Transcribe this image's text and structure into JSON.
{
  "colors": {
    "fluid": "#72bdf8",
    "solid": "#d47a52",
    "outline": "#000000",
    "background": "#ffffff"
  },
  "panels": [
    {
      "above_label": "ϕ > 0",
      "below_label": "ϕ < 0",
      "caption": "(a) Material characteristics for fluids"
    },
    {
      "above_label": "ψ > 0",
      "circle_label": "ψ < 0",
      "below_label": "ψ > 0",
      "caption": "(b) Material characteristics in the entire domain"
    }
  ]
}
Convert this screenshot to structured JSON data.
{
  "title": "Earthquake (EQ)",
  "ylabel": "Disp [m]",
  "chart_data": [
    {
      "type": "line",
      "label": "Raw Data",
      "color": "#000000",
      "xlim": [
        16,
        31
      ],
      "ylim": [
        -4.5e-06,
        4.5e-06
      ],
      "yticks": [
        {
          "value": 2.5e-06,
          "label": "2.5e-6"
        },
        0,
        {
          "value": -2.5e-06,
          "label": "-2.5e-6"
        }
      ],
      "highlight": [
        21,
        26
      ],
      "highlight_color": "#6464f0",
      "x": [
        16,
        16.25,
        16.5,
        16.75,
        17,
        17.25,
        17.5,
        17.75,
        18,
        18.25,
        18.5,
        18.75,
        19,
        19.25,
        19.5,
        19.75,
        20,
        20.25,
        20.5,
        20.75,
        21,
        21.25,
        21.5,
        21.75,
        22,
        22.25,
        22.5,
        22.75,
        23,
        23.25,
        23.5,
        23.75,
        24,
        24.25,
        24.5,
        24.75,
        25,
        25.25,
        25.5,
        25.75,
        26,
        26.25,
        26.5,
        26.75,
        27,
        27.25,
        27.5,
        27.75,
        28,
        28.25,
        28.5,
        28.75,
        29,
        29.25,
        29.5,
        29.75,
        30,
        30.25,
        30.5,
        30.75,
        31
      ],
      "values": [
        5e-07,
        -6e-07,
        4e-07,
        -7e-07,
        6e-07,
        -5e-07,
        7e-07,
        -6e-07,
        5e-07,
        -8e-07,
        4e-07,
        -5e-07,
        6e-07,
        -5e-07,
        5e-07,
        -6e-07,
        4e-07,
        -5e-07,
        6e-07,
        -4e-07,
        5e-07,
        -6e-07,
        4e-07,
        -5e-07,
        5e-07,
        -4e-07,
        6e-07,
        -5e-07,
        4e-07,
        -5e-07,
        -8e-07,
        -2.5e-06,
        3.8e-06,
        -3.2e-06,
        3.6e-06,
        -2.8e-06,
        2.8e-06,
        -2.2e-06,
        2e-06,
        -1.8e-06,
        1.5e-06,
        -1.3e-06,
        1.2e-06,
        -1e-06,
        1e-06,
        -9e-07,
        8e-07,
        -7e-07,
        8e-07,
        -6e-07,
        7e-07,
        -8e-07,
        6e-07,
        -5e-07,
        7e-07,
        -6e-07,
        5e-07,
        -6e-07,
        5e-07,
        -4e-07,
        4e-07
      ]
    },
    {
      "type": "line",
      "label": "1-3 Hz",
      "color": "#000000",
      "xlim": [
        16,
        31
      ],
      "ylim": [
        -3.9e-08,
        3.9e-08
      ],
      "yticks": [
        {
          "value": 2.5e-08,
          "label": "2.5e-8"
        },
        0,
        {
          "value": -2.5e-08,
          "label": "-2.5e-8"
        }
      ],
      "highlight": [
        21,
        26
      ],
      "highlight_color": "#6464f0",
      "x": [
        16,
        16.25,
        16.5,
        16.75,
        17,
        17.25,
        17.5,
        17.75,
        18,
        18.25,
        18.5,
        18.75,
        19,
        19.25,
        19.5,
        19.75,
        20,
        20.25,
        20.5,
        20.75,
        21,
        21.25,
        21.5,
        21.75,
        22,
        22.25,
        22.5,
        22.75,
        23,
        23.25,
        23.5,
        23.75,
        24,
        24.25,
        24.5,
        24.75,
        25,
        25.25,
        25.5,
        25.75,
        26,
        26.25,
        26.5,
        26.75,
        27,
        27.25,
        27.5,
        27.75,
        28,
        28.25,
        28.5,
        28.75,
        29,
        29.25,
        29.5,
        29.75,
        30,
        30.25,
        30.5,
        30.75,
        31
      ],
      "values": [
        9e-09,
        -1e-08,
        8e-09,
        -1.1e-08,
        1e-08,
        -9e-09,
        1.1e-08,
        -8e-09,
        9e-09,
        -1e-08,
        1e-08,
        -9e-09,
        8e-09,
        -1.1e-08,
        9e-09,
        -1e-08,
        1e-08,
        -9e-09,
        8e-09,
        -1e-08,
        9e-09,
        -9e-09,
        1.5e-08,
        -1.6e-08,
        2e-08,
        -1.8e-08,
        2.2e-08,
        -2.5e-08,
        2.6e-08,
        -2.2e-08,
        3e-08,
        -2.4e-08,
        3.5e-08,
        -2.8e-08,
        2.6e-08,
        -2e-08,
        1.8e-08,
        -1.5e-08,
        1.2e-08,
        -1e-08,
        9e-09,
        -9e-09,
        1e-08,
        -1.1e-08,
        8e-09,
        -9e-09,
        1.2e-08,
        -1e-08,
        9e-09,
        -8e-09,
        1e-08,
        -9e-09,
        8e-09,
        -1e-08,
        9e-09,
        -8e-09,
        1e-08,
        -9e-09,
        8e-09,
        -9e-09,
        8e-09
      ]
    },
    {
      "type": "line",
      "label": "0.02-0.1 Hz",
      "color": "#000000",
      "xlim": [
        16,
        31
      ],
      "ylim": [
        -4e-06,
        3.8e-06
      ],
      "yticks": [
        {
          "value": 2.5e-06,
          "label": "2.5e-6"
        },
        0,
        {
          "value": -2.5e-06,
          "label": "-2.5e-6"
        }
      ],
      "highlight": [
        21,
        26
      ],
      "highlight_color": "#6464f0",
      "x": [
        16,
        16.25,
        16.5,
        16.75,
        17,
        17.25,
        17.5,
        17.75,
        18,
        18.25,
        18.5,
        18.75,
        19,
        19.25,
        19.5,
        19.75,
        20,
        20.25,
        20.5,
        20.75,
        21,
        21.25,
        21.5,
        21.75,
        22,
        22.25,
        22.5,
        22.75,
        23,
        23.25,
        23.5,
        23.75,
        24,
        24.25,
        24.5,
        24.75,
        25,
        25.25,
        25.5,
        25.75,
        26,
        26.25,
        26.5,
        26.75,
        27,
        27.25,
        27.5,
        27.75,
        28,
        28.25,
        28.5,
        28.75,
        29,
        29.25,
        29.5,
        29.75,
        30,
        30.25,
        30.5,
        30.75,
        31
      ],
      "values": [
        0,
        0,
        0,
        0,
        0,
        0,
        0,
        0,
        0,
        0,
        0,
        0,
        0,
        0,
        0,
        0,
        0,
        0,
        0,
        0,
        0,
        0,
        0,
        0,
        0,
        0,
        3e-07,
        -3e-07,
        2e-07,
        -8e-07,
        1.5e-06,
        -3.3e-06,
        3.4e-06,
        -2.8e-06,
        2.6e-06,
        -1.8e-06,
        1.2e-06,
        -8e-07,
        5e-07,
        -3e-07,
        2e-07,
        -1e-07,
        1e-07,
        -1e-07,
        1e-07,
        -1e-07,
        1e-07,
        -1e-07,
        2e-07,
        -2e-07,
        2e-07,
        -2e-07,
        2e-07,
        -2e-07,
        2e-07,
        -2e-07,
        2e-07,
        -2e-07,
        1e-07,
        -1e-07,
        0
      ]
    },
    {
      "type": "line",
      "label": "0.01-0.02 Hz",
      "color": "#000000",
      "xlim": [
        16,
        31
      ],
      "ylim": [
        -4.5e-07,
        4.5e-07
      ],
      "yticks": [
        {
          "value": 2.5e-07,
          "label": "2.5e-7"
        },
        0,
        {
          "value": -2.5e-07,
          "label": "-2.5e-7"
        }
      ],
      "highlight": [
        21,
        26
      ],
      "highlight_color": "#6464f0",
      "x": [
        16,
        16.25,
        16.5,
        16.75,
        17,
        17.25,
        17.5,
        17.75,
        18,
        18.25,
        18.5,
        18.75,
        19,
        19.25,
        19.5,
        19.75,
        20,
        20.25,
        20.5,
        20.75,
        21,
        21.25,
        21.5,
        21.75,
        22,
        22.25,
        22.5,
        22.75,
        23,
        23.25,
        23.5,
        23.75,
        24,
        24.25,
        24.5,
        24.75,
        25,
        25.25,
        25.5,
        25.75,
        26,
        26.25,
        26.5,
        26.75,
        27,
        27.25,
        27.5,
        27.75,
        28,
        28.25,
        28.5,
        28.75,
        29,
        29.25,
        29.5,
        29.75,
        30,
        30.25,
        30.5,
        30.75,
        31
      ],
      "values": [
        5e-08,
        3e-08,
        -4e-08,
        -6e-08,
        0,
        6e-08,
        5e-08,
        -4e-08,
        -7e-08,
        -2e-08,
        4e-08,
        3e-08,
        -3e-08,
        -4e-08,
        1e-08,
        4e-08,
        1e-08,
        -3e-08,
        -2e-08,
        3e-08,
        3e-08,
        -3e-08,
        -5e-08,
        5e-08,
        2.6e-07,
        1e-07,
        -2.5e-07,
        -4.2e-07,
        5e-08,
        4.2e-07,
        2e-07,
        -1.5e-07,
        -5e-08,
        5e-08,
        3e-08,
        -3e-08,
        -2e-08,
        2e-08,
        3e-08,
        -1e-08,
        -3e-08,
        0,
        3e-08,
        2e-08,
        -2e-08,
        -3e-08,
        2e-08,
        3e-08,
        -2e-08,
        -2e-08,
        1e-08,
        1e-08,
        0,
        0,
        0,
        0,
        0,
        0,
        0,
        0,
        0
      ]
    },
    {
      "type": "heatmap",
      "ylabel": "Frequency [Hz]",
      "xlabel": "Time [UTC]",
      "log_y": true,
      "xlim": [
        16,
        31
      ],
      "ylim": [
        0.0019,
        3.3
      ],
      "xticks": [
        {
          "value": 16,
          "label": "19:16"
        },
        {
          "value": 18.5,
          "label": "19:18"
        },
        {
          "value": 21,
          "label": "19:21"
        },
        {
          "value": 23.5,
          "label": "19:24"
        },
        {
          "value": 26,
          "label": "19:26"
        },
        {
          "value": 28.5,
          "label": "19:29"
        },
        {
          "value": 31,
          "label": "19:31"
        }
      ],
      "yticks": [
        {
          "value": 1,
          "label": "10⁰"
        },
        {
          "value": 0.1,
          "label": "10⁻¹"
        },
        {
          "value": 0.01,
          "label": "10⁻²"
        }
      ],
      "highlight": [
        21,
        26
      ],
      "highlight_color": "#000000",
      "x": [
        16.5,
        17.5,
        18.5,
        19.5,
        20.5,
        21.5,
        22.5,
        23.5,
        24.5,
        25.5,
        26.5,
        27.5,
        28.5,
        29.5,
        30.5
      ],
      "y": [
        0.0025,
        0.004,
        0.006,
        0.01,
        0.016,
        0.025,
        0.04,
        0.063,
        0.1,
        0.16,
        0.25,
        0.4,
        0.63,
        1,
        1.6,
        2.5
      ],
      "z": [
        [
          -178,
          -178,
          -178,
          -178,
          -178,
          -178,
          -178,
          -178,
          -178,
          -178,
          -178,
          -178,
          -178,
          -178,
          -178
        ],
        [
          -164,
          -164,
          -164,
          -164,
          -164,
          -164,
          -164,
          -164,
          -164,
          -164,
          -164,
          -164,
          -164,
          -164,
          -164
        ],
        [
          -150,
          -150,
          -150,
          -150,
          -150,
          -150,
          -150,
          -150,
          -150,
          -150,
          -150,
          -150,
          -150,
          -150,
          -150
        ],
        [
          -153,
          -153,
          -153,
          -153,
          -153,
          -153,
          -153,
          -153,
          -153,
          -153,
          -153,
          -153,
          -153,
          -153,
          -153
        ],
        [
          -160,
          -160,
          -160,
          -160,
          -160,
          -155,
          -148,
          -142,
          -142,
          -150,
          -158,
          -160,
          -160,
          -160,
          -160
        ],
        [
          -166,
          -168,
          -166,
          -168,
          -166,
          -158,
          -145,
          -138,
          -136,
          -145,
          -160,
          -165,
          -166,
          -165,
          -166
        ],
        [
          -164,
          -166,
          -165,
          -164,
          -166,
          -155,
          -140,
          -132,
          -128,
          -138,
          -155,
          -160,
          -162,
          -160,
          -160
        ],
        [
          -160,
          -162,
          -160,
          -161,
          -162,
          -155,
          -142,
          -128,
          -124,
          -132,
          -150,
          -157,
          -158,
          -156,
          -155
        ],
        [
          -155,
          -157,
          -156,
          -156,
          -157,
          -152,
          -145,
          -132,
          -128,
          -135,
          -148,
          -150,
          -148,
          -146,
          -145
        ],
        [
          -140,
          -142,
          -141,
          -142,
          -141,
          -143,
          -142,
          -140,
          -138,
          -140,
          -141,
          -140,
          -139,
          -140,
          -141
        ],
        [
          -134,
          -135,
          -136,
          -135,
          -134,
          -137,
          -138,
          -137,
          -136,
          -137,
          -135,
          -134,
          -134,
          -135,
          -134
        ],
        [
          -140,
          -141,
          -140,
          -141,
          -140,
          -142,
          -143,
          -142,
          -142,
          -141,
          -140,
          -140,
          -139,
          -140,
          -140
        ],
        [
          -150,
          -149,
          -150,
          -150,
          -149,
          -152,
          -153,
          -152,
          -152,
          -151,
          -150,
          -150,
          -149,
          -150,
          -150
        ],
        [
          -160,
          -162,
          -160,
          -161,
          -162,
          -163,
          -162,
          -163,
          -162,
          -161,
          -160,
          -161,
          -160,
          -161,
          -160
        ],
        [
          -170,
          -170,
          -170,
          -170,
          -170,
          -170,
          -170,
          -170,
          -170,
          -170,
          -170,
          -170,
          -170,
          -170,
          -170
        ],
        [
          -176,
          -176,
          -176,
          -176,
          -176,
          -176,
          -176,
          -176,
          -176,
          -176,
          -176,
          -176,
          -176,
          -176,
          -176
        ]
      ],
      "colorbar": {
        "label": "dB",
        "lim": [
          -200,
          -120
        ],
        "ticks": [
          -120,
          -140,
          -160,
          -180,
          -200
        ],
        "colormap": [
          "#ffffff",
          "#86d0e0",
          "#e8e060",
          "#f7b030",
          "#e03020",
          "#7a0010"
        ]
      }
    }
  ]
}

THE REQUEST: Go through the preceding material and copy each line that has the word "characteristics".

FULL SOLUTION:
      "caption": "(a) Material characteristics for fluids"
      "caption": "(b) Material characteristics in the entire domain"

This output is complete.